▶ _What is being asked_:
Gather up the lines that contain "Control".

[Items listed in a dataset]
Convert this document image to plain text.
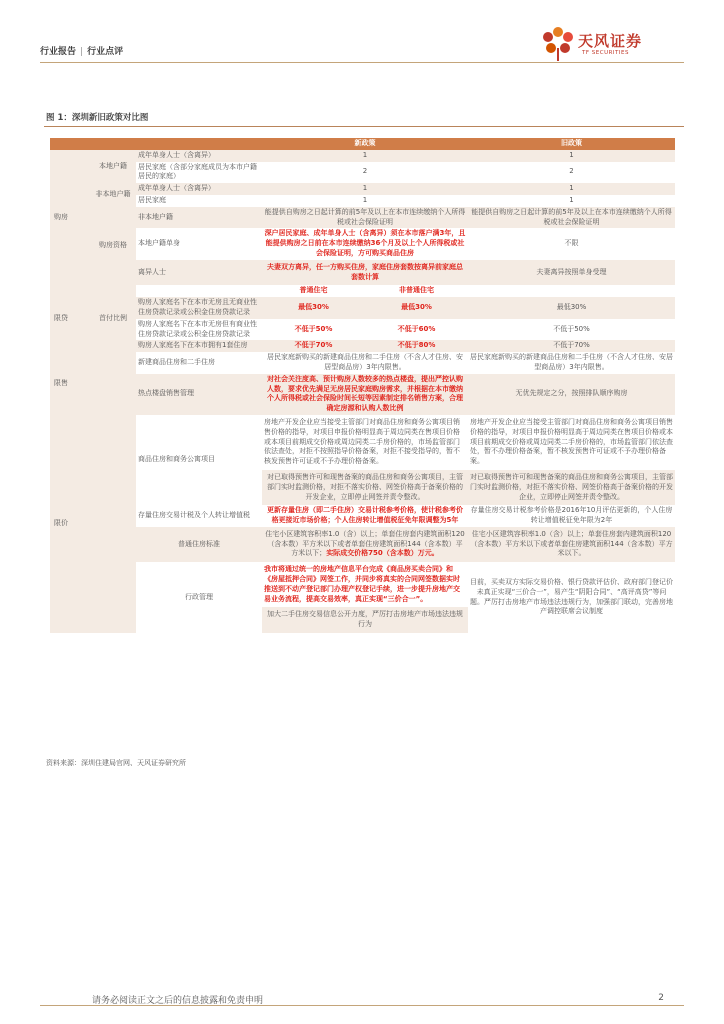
行业报告 | 行业点评
天风证券
TF SECURITIES
图 1：深圳新旧政策对比图
			新政策		旧政策
购房	本地户籍	成年单身人士（含离异）	1		1
		居民家庭（含部分家庭成员为本市户籍居民的家庭）	2		2
	非本地户籍	成年单身人士（含离异）	1		1
		居民家庭	1		1
	购房资格	非本地户籍	能提供自购房之日起计算的前5年及以上在本市连续缴纳个人所得税或社会保险证明		能提供自购房之日起计算的前5年及以上在本市连续缴纳个人所得税或社会保险证明
		本地户籍单身	深户居民家庭、成年单身人士（含离异）须在本市落户满3年，且能提供购房之日前在本市连续缴纳36个月及以上个人所得税或社会保险证明，方可购买商品住房		不限
		离异人士	夫妻双方离异，任一方购买住房，家庭住房套数按离异前家庭总套数计算		夫妻离异按照单身受理
限贷	首付比例		普通住宅	非普通住宅	
		购房人家庭名下在本市无房且无商业性住房贷款记录或公积金住房贷款记录	最低30%	最低30%	最低30%
		购房人家庭名下在本市无房但有商业性住房贷款记录或公积金住房贷款记录	不低于50%	不低于60%	不低于50%
		购房人家庭名下在本市拥有1套住房	不低于70%	不低于80%	不低于70%
限售		新建商品住房和二手住房	居民家庭新购买的新建商品住房和二手住房（不含人才住房、安居型商品房）3年内限售。		居民家庭新购买的新建商品住房和二手住房（不含人才住房、安居型商品房）3年内限售。
		热点楼盘销售管理	对社会关注度高、预计购房人数较多的热点楼盘，提出严控认购人数，要求优先满足无房居民家庭购房需求，并根据在本市缴纳个人所得税或社会保险时间长短等因素制定排名销售方案，合理确定房源和认购人数比例		无优先规定之分，按照排队顺序购房
限价		商品住房和商务公寓项目	房地产开发企业应当接受主管部门对商品住房和商务公寓项目销售价格的指导，对项目申报价格明显高于周边同类在售项目价格或本项目前期成交价格或周边同类二手房价格的，市场监管部门依法查处，对拒不按照指导价格备案，对拒不接受指导的，暂不核发预售许可证或不予办理价格备案。		房地产开发企业应当接受主管部门对商品住房和商务公寓项目销售价格的指导，对项目申报价格明显高于周边同类在售项目价格或本项目前期成交价格或周边同类二手房价格的，市场监管部门依法查处，暂不办理价格备案，暂不核发预售许可证或不予办理价格备案。
			对已取得预售许可和现售备案的商品住房和商务公寓项目，主管部门实时监测价格，对拒不落实价格、网签价格高于备案价格的开发企业，立即停止网签并责令整改。		对已取得预售许可和现售备案的商品住房和商务公寓项目，主管部门实时监测价格，对拒不落实价格、网签价格高于备案价格的开发企业，立即停止网签并责令整改。
		存量住房交易计税及个人转让增值税	更新存量住房（即二手住房）交易计税参考价格，使计税参考价格更接近市场价格；个人住房转让增值税征免年限调整为5年		存量住房交易计税参考价格是2016年10月评估更新的，个人住房转让增值税征免年限为2年
		普通住房标准	住宅小区建筑容积率1.0（含）以上；单套住房套内建筑面积120（含本数）平方米以下或者单套住房建筑面积144（含本数）平方米以下；实际成交价格750（含本数）万元。		住宅小区建筑容积率1.0（含）以上；单套住房套内建筑面积120（含本数）平方米以下或者单套住房建筑面积144（含本数）平方米以下。
		行政管理	我市将通过统一的房地产信息平台完成《商品房买卖合同》和《房屋抵押合同》网签工作，并同步将真实的合同网签数据实时推送到不动产登记部门办理产权登记手续，进一步提升房地产交易业务流程，提高交易效率，真正实现“三价合一”。		目前，买卖双方实际交易价格、银行贷款评估价、政府部门登记价未真正实现“三价合一”，易产生“阴阳合同”、“高评高贷”等问题。严厉打击房地产市场违法违规行为，加强部门联动，完善房地产调控联席会议制度
			加大二手住房交易信息公开力度，严厉打击房地产市场违法违规行为		
资料来源：深圳住建局官网、天风证券研究所
请务必阅读正文之后的信息披露和免责申明	2
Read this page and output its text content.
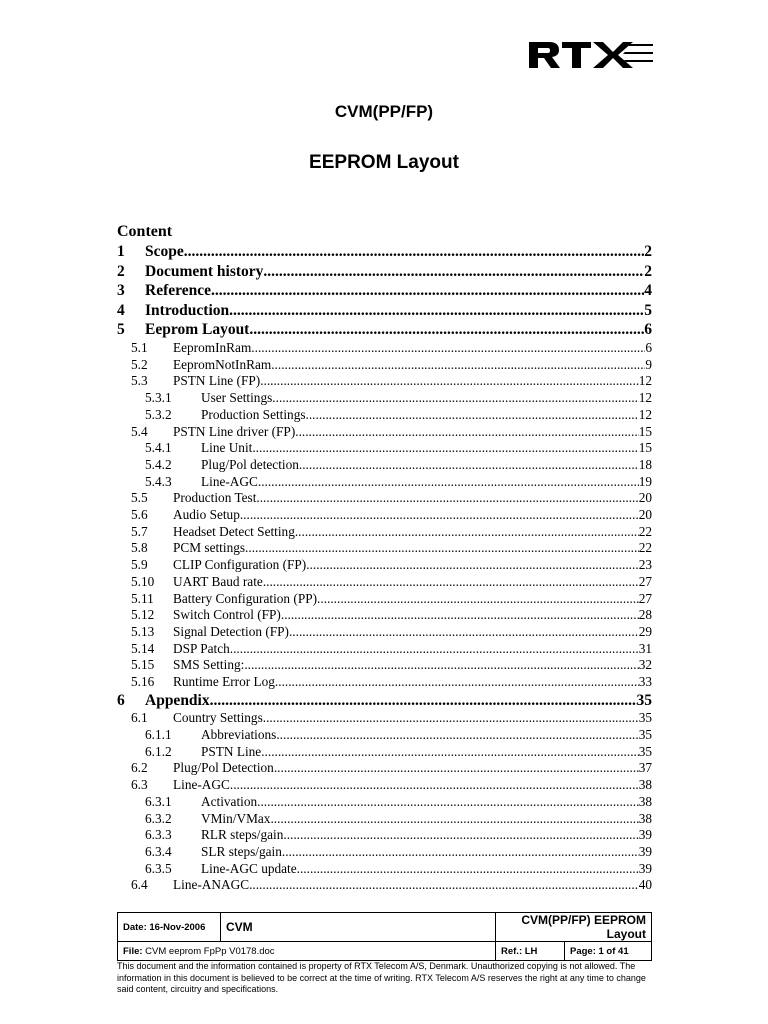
CVM(PP/FP)
EEPROM Layout
Content
1	Scope .....	2
2	Document history .....	2
3	Reference .....	4
4	Introduction .....	5
5	Eeprom Layout .....	6
5.1	EepromInRam .....	6
5.2	EepromNotInRam .....	9
5.3	PSTN Line (FP) .....	12
5.3.1	User Settings .....	12
5.3.2	Production Settings .....	12
5.4	PSTN Line driver (FP). .....	15
5.4.1	Line Unit .....	15
5.4.2	Plug/Pol detection .....	18
5.4.3	Line-AGC .....	19
5.5	Production Test .....	20
5.6	Audio Setup .....	20
5.7	Headset Detect Setting .....	22
5.8	PCM settings .....	22
5.9	CLIP Configuration (FP) .....	23
5.10	UART Baud rate .....	27
5.11	Battery Configuration (PP) .....	27
5.12	Switch Control (FP) .....	28
5.13	Signal Detection (FP) .....	29
5.14	DSP Patch .....	31
5.15	SMS Setting: .....	32
5.16	Runtime Error Log .....	33
6	Appendix .....	35
6.1	Country Settings. .....	35
6.1.1	Abbreviations .....	35
6.1.2	PSTN Line .....	35
6.2	Plug/Pol Detection .....	37
6.3	Line-AGC .....	38
6.3.1	Activation .....	38
6.3.2	VMin/VMax .....	38
6.3.3	RLR steps/gain .....	39
6.3.4	SLR steps/gain .....	39
6.3.5	Line-AGC update .....	39
6.4	Line-ANAGC. .....	40
Date: 16-Nov-2006	CVM	CVM(PP/FP) EEPROM Layout	
File: CVM eeprom FpPp V0178.doc		Ref.: LH	Page: 1 of 41
This document and the information contained is property of RTX Telecom A/S, Denmark. Unauthorized copying is not allowed. The information in this document is believed to be correct at the time of writing. RTX Telecom A/S reserves the right at any time to change said content, circuitry and specifications.
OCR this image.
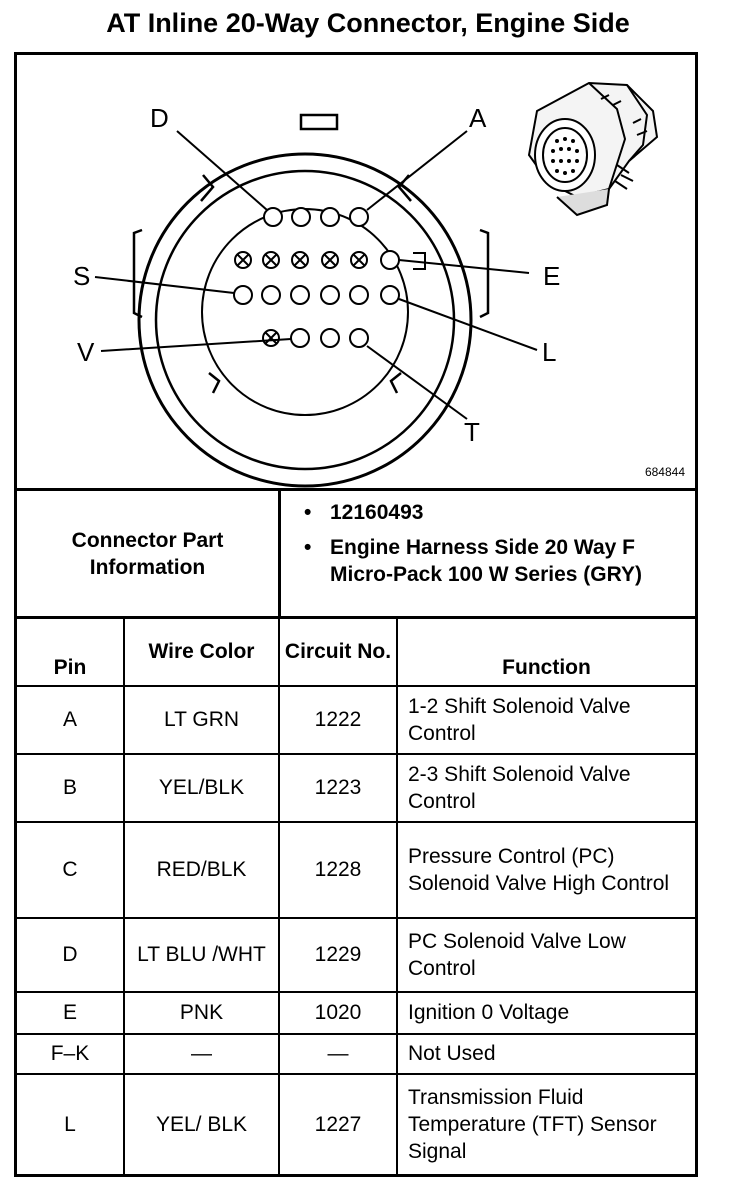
AT Inline 20-Way Connector, Engine Side
D	A
S	E
V	L
T
684844
Connector Part Information
• 12160493
• Engine Harness Side 20 Way F Micro-Pack 100 W Series (GRY)
Pin	Wire Color	Circuit No.	Function
A	LT GRN	1222	1-2 Shift Solenoid Valve Control
B	YEL/BLK	1223	2-3 Shift Solenoid Valve Control
C	RED/BLK	1228	Pressure Control (PC) Solenoid Valve High Control
D	LT BLU /WHT	1229	PC Solenoid Valve Low Control
E	PNK	1020	Ignition 0 Voltage
F–K	—	—	Not Used
L	YEL/ BLK	1227	Transmission Fluid Temperature (TFT) Sensor Signal
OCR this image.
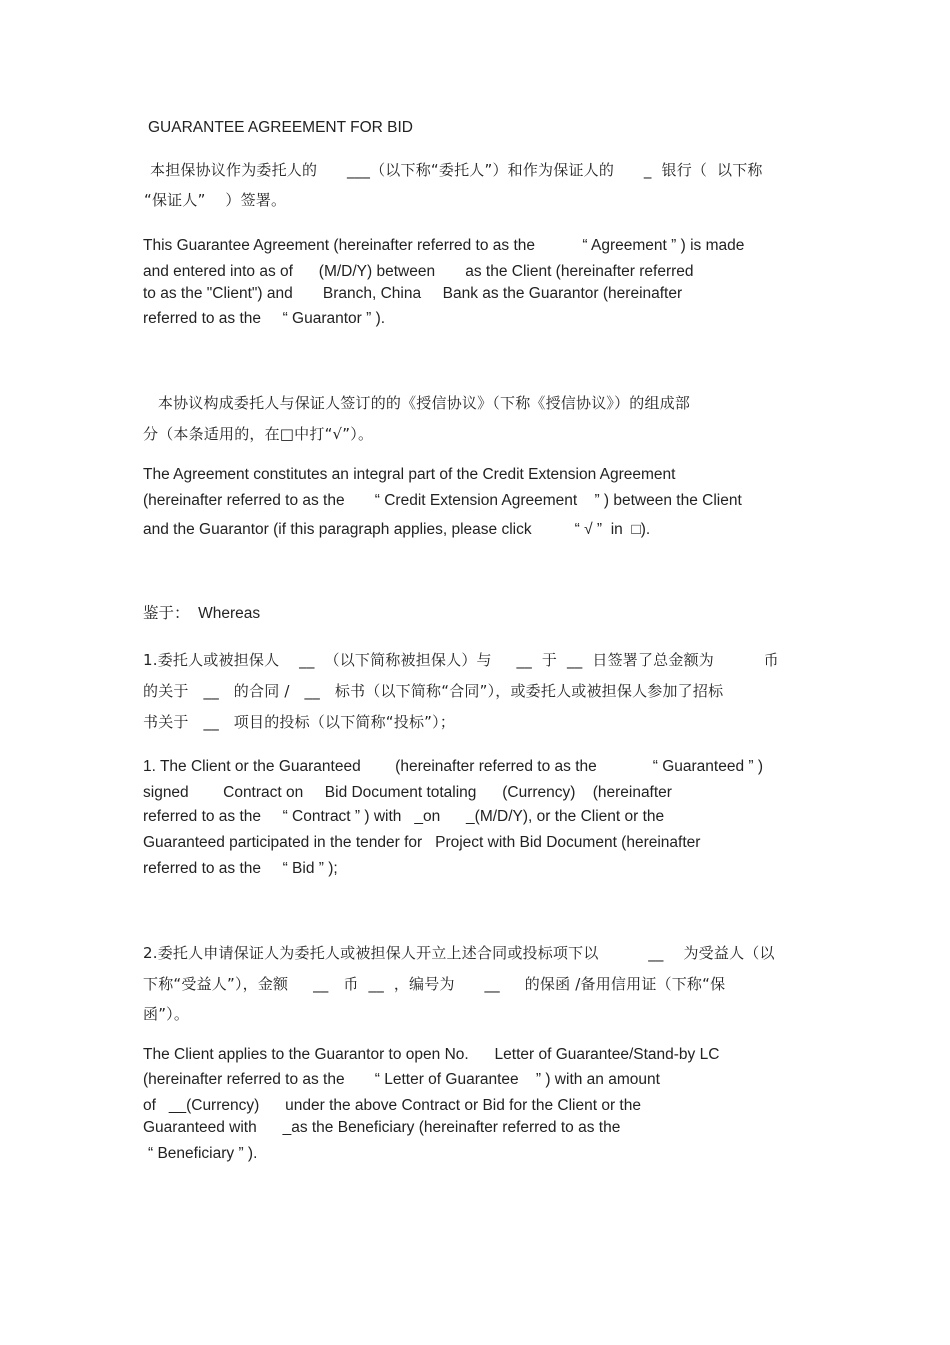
GUARANTEE AGREEMENT FOR BID
本担保协议作为委托人的      ___（以下称“委托人”）和作为保证人的      _  银行（  以下称
“保证人”    ）签署。
This Guarantee Agreement (hereinafter referred to as the           “ Agreement ” ) is made
and entered into as of      (M/D/Y) between       as the Client (hereinafter referred
to as the "Client") and       Branch, China     Bank as the Guarantor (hereinafter
referred to as the     “ Guarantor ” ).
本协议构成委托人与保证人签订的的《授信协议》（下称《授信协议》）的组成部
分（本条适用的，在□中打“√”）。
The Agreement constitutes an integral part of the Credit Extension Agreement
(hereinafter referred to as the       “ Credit Extension Agreement    ” ) between the Client
and the Guarantor (if this paragraph applies, please click          “ √ ”  in  □).
鉴于：  Whereas
1.委托人或被担保人    __  （以下简称被担保人）与     __  于  __  日签署了总金额为          币
的关于   __   的合同 /   __   标书（以下简称“合同”），或委托人或被担保人参加了招标
书关于   __   项目的投标（以下简称“投标”）；
1. The Client or the Guaranteed        (hereinafter referred to as the             “ Guaranteed ” )
signed        Contract on     Bid Document totaling      (Currency)    (hereinafter
referred to as the     “ Contract ” ) with   _on      _(M/D/Y), or the Client or the
Guaranteed participated in the tender for   Project with Bid Document (hereinafter
referred to as the     “ Bid ” );
2.委托人申请保证人为委托人或被担保人开立上述合同或投标项下以          __    为受益人（以
下称“受益人”），金额     __   币  __  ，编号为      __     的保函 /备用信用证（下称“保
函”）。
The Client applies to the Guarantor to open No.      Letter of Guarantee/Stand-by LC
(hereinafter referred to as the       “ Letter of Guarantee    ” ) with an amount
of   __(Currency)      under the above Contract or Bid for the Client or the
Guaranteed with      _as the Beneficiary (hereinafter referred to as the
“ Beneficiary ” ).
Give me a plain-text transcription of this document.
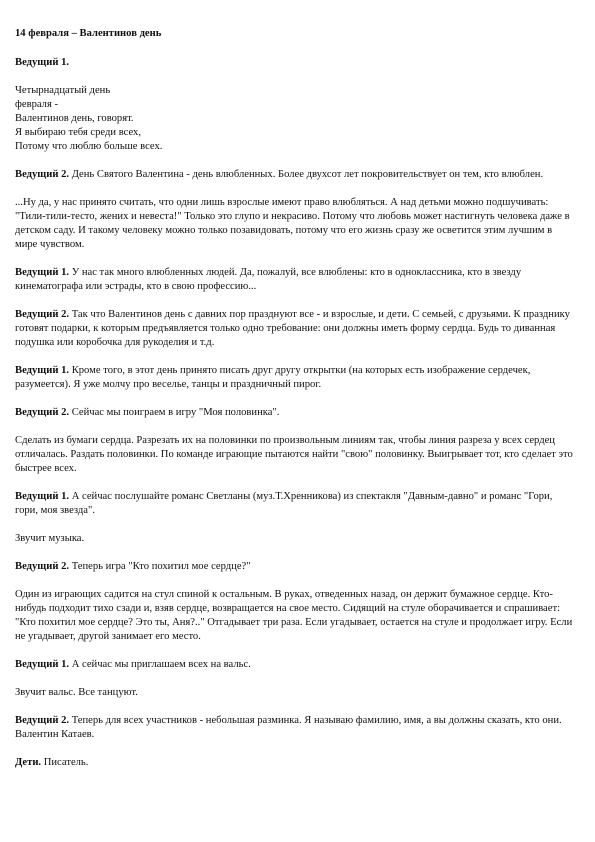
14 февраля – Валентинов день

Ведущий 1.

Четырнадцатый день
февраля -
Валентинов день, говорят.
Я выбираю тебя среди всех,
Потому что люблю больше всех.

Ведущий 2. День Святого Валентина - день влюбленных. Более двухсот лет покровительствует он тем, кто влюблен.

...Ну да, у нас принято считать, что одни лишь взрослые имеют право влюбляться. А над детьми можно подшучивать: "Тили-тили-тесто, жених и невеста!" Только это глупо и некрасиво. Потому что любовь может настигнуть человека даже в детском саду. И такому человеку можно только позавидовать, потому что его жизнь сразу же осветится этим лучшим в мире чувством.

Ведущий 1. У нас так много влюбленных людей. Да, пожалуй, все влюблены: кто в одноклассника, кто в звезду кинематографа или эстрады, кто в свою профессию...

Ведущий 2. Так что Валентинов день с давних пор празднуют все - и взрослые, и дети. С семьей, с друзьями. К празднику готовят подарки, к которым предъявляется только одно требование: они должны иметь форму сердца. Будь то диванная подушка или коробочка для рукоделия и т.д.

Ведущий 1. Кроме того, в этот день принято писать друг другу открытки (на которых есть изображение сердечек, разумеется). Я уже молчу про веселье, танцы и праздничный пирог.

Ведущий 2. Сейчас мы поиграем в игру "Моя половинка".

Сделать из бумаги сердца. Разрезать их на половинки по произвольным линиям так, чтобы линия разреза у всех сердец отличалась. Раздать половинки. По команде играющие пытаются найти "свою" половинку. Выигрывает тот, кто сделает это быстрее всех.

Ведущий 1. А сейчас послушайте романс Светланы (муз.Т.Хренникова) из спектакля "Давным-давно" и романс "Гори, гори, моя звезда".

Звучит музыка.

Ведущий 2. Теперь игра "Кто похитил мое сердце?"

Один из играющих садится на стул спиной к остальным. В руках, отведенных назад, он держит бумажное сердце. Кто-нибудь подходит тихо сзади и, взяв сердце, возвращается на свое место. Сидящий на стуле оборачивается и спрашивает: "Кто похитил мое сердце? Это ты, Аня?.." Отгадывает три раза. Если угадывает, остается на стуле и продолжает игру. Если не угадывает, другой занимает его место.

Ведущий 1. А сейчас мы приглашаем всех на вальс.

Звучит вальс. Все танцуют.

Ведущий 2. Теперь для всех участников - небольшая разминка. Я называю фамилию, имя, а вы должны сказать, кто они. Валентин Катаев.

Дети. Писатель.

▶ _Correct output_:
5.12	Switch Control (FP) .....	28
A	LT GRN	1222	1-2 Shift Solenoid Valve Control
B	YEL/BLK	1223	2-3 Shift Solenoid Valve Control
C	RED/BLK	1228	Pressure Control (PC) Solenoid Valve High Control
D	LT BLU /WHT	1229	PC Solenoid Valve Low Control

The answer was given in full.